## TASK INSTRUCTIONS
Copy out every line that contains the word "subtitle".
:: DATA SUPPLIED ::
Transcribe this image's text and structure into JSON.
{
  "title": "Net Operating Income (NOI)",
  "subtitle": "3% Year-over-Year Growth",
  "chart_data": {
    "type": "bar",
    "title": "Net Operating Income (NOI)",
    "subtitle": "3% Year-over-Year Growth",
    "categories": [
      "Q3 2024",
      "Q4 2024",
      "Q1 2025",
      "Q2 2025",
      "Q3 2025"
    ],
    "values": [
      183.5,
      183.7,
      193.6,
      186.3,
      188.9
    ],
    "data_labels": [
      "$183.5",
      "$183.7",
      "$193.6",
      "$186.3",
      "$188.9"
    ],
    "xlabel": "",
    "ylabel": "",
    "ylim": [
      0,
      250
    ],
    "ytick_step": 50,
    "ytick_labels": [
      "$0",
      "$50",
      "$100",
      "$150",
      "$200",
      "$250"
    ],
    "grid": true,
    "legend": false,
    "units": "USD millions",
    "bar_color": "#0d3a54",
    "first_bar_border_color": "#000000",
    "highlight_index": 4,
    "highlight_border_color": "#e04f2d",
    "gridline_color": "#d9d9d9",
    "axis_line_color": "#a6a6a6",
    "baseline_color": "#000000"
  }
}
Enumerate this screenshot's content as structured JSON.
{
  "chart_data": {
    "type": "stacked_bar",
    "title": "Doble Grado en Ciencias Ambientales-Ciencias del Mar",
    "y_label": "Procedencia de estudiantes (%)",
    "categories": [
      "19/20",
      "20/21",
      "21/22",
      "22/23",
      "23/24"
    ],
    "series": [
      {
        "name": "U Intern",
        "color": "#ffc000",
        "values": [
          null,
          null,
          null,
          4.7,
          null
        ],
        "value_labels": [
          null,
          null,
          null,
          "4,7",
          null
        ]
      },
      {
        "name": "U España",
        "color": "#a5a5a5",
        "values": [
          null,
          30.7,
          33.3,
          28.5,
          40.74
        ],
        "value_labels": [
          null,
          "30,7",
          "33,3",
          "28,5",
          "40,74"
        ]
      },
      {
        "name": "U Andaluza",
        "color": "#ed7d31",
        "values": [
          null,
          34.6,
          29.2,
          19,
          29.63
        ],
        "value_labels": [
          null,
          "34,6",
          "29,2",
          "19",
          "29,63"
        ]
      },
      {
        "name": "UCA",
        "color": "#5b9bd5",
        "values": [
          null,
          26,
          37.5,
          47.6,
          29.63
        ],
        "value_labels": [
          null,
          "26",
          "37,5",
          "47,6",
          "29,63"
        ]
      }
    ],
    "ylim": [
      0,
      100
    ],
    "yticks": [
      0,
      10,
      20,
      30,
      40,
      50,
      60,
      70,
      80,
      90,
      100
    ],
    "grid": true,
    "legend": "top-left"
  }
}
:::
## FULL OUTPUT
  "subtitle": "3% Year-over-Year Growth",
    "subtitle": "3% Year-over-Year Growth",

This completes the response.